Reproduce every line of the entries below word for word, leaving out the pictures.

Stored data
···

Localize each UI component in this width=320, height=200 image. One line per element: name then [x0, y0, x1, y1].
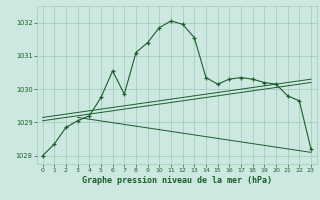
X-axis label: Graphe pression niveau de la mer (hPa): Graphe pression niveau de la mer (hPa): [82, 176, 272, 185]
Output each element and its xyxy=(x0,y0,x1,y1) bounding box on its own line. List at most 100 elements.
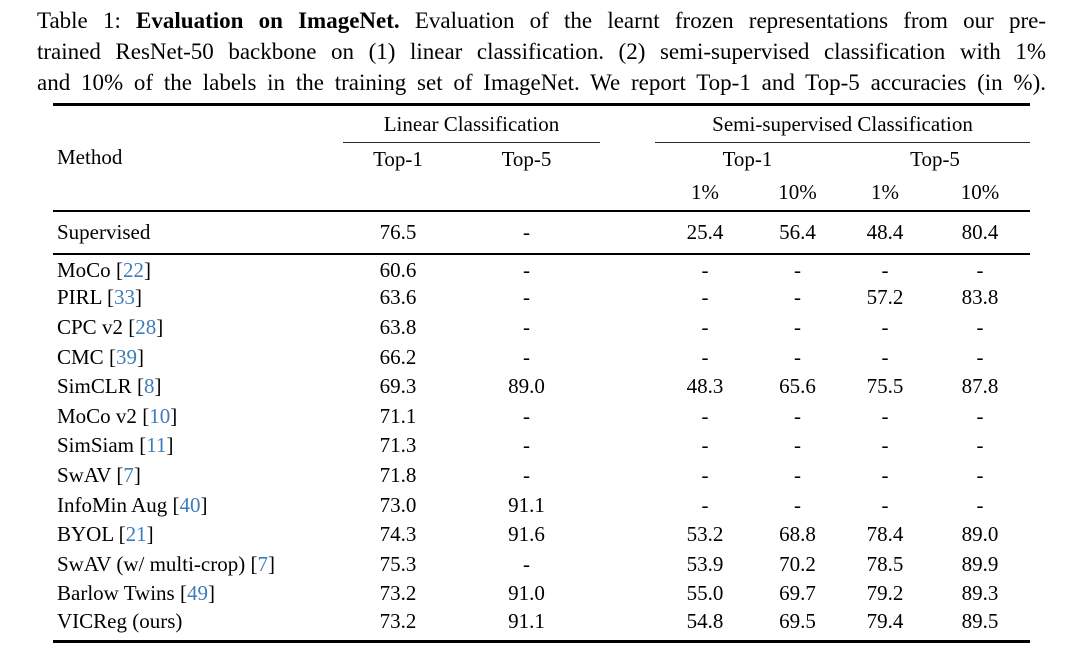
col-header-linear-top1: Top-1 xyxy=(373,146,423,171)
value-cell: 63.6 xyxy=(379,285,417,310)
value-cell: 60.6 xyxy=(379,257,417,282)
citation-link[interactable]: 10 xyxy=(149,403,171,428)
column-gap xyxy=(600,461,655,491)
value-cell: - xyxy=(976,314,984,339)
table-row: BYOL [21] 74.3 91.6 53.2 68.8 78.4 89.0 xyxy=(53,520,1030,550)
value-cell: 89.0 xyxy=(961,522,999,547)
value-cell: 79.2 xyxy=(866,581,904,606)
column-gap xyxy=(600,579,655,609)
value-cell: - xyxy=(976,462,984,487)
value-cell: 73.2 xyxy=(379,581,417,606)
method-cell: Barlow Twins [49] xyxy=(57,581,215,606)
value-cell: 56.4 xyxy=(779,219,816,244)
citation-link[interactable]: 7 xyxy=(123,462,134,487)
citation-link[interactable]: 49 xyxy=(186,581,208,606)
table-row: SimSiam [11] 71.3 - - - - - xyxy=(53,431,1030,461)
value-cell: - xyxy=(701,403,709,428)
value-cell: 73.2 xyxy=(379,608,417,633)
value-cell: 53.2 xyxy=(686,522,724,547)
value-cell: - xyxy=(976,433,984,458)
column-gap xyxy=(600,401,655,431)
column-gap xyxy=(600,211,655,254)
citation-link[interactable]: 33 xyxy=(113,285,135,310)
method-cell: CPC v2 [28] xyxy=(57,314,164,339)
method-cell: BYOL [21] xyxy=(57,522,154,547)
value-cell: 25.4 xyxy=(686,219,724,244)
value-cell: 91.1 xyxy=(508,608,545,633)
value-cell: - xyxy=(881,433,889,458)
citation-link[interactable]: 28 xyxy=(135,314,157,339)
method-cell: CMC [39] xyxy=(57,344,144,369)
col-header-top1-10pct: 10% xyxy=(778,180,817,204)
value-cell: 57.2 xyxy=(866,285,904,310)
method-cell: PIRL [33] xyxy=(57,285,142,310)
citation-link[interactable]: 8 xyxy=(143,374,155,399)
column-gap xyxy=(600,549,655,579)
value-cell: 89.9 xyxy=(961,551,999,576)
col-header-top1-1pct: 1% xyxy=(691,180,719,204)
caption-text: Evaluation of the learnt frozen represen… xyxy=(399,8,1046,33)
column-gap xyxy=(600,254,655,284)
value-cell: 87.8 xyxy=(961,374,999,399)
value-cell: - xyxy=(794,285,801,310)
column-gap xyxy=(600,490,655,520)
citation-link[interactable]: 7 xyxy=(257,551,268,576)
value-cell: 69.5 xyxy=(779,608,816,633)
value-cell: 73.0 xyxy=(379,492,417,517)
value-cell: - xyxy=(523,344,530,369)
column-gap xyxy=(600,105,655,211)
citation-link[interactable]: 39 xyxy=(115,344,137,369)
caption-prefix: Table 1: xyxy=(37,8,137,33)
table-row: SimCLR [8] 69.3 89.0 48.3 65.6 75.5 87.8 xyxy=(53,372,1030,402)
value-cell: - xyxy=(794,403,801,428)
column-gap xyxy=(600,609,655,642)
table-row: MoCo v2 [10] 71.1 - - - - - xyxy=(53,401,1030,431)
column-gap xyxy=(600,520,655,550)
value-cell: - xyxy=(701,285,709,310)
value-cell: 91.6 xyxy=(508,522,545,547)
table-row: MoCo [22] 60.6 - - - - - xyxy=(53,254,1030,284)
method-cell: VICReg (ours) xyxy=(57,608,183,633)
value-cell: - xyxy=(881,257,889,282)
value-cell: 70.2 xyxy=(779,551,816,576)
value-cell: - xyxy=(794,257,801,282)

···

Result ▸
Localize each UI component in this width=320, height=200 image. One line per element: name then [x0, y0, x1, y1].
X-axis label: Graphe pression niveau de la mer (hPa): Graphe pression niveau de la mer (hPa): [82, 176, 272, 185]
Output each element and its xyxy=(x0,y0,x1,y1) bounding box on its own line. List at most 100 elements.
col-header-linear-top1: Top-1 xyxy=(373,146,423,171)
value-cell: 63.6 xyxy=(379,285,417,310)
value-cell: 60.6 xyxy=(379,257,417,282)
citation-link[interactable]: 10 xyxy=(149,403,171,428)
column-gap xyxy=(600,461,655,491)
value-cell: - xyxy=(976,314,984,339)
table-row: BYOL [21] 74.3 91.6 53.2 68.8 78.4 89.0 xyxy=(53,520,1030,550)
value-cell: 89.0 xyxy=(961,522,999,547)
value-cell: 79.2 xyxy=(866,581,904,606)
column-gap xyxy=(600,579,655,609)
value-cell: - xyxy=(976,462,984,487)
value-cell: 73.2 xyxy=(379,581,417,606)
method-cell: Barlow Twins [49] xyxy=(57,581,215,606)
value-cell: 56.4 xyxy=(779,219,816,244)
citation-link[interactable]: 7 xyxy=(123,462,134,487)
citation-link[interactable]: 49 xyxy=(186,581,208,606)
table-row: SimSiam [11] 71.3 - - - - - xyxy=(53,431,1030,461)
value-cell: - xyxy=(701,403,709,428)
value-cell: 73.2 xyxy=(379,608,417,633)
value-cell: 53.2 xyxy=(686,522,724,547)
value-cell: - xyxy=(976,433,984,458)
column-gap xyxy=(600,401,655,431)
column-gap xyxy=(600,211,655,254)
citation-link[interactable]: 33 xyxy=(113,285,135,310)
method-cell: CPC v2 [28] xyxy=(57,314,164,339)
method-cell: BYOL [21] xyxy=(57,522,154,547)
value-cell: 25.4 xyxy=(686,219,724,244)
value-cell: 91.1 xyxy=(508,608,545,633)
value-cell: - xyxy=(881,433,889,458)
citation-link[interactable]: 28 xyxy=(135,314,157,339)
method-cell: CMC [39] xyxy=(57,344,144,369)
col-header-top1-10pct: 10% xyxy=(778,180,817,204)
value-cell: 57.2 xyxy=(866,285,904,310)
method-cell: PIRL [33] xyxy=(57,285,142,310)
citation-link[interactable]: 8 xyxy=(143,374,155,399)
column-gap xyxy=(600,549,655,579)
value-cell: 89.9 xyxy=(961,551,999,576)
col-header-top1-1pct: 1% xyxy=(691,180,719,204)
caption-text: Evaluation of the learnt frozen represen… xyxy=(399,8,1046,33)
column-gap xyxy=(600,254,655,284)
value-cell: 87.8 xyxy=(961,374,999,399)
value-cell: - xyxy=(794,285,801,310)
column-gap xyxy=(600,490,655,520)
citation-link[interactable]: 7 xyxy=(257,551,268,576)
value-cell: 69.5 xyxy=(779,608,816,633)
value-cell: 73.0 xyxy=(379,492,417,517)
value-cell: - xyxy=(523,344,530,369)
column-gap xyxy=(600,105,655,211)
citation-link[interactable]: 39 xyxy=(115,344,137,369)
caption-prefix: Table 1: xyxy=(37,8,137,33)
table-row: SimCLR [8] 69.3 89.0 48.3 65.6 75.5 87.8 xyxy=(53,372,1030,402)
value-cell: - xyxy=(794,403,801,428)
column-gap xyxy=(600,609,655,642)
table-row: MoCo v2 [10] 71.1 - - - - - xyxy=(53,401,1030,431)
column-gap xyxy=(600,520,655,550)
value-cell: - xyxy=(701,285,709,310)
value-cell: 91.6 xyxy=(508,522,545,547)
table-row: MoCo [22] 60.6 - - - - - xyxy=(53,254,1030,284)
method-cell: VICReg (ours) xyxy=(57,608,183,633)
value-cell: - xyxy=(881,257,889,282)
value-cell: 70.2 xyxy=(779,551,816,576)
value-cell: - xyxy=(794,257,801,282)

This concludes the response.